Exercise requirements:
Extract each line containing the string "darbus".

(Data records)
——

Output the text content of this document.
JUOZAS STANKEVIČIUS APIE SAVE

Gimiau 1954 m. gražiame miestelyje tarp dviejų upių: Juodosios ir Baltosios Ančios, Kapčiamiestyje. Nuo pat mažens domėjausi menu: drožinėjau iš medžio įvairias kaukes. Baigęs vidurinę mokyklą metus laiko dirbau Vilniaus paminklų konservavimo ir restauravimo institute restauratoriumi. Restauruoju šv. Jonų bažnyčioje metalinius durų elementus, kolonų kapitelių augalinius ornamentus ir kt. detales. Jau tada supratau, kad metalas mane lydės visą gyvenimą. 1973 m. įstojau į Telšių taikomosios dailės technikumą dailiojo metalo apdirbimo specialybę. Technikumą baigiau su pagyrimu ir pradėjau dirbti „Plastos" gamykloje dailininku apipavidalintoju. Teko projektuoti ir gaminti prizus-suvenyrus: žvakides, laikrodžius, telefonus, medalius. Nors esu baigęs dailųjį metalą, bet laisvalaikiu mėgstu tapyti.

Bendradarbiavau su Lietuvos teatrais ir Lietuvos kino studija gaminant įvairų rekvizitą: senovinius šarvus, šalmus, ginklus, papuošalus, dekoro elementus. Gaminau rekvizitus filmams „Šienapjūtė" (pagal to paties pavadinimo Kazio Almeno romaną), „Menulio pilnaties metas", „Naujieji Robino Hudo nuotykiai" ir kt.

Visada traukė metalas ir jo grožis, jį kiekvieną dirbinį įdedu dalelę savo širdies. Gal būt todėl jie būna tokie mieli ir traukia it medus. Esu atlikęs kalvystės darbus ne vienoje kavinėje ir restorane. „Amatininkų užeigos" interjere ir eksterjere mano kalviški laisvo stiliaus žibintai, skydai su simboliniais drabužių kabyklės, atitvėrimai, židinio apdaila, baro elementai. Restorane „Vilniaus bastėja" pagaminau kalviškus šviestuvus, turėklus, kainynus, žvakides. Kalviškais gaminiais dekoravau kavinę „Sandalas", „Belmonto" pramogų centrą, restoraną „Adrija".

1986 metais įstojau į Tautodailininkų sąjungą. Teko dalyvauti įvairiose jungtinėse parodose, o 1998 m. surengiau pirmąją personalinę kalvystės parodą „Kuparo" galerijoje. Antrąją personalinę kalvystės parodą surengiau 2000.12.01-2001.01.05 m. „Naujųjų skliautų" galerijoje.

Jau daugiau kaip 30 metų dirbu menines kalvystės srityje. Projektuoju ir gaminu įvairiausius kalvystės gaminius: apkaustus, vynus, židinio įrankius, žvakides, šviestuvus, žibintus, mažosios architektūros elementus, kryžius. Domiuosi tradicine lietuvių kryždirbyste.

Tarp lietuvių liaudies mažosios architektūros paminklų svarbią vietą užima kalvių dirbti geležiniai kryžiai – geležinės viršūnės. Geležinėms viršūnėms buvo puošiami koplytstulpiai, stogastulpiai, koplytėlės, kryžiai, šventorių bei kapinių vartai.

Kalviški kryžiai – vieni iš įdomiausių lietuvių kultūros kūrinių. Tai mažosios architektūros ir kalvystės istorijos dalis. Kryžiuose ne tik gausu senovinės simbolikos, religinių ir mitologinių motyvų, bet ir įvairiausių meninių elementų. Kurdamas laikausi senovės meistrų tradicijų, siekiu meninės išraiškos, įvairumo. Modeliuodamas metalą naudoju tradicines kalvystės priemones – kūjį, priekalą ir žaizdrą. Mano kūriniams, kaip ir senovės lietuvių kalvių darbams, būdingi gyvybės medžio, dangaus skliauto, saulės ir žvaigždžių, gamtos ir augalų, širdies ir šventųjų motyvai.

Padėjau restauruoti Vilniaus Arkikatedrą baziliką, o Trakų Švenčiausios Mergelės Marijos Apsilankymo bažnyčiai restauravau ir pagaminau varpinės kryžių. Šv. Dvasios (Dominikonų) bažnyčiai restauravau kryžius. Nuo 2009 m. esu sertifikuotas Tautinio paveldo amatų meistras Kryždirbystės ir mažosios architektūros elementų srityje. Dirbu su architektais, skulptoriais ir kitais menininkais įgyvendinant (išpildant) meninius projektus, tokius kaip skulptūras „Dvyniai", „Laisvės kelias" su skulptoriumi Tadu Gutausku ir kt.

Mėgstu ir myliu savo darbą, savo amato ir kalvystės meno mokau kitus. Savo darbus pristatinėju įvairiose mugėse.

——

Final answer:
Visada traukė metalas ir jo grožis, jį kiekvieną dirbinį įdedu dalelę savo širdies. Gal būt todėl jie būna tokie mieli ir traukia it medus. Esu atlikęs kalvystės darbus ne vienoje kavinėje ir restorane. „Amatininkų užeigos" interjere ir eksterjere mano kalviški laisvo stiliaus žibintai, skydai su simboliniais drabužių kabyklės, atitvėrimai, židinio apdaila, baro elementai. Restorane „Vilniaus bastėja" pagaminau kalviškus šviestuvus, turėklus, kainynus, žvakides. Kalviškais gaminiais dekoravau kavinę „Sandalas", „Belmonto" pramogų centrą, restoraną „Adrija".
Mėgstu ir myliu savo darbą, savo amato ir kalvystės meno mokau kitus. Savo darbus pristatinėju įvairiose mugėse.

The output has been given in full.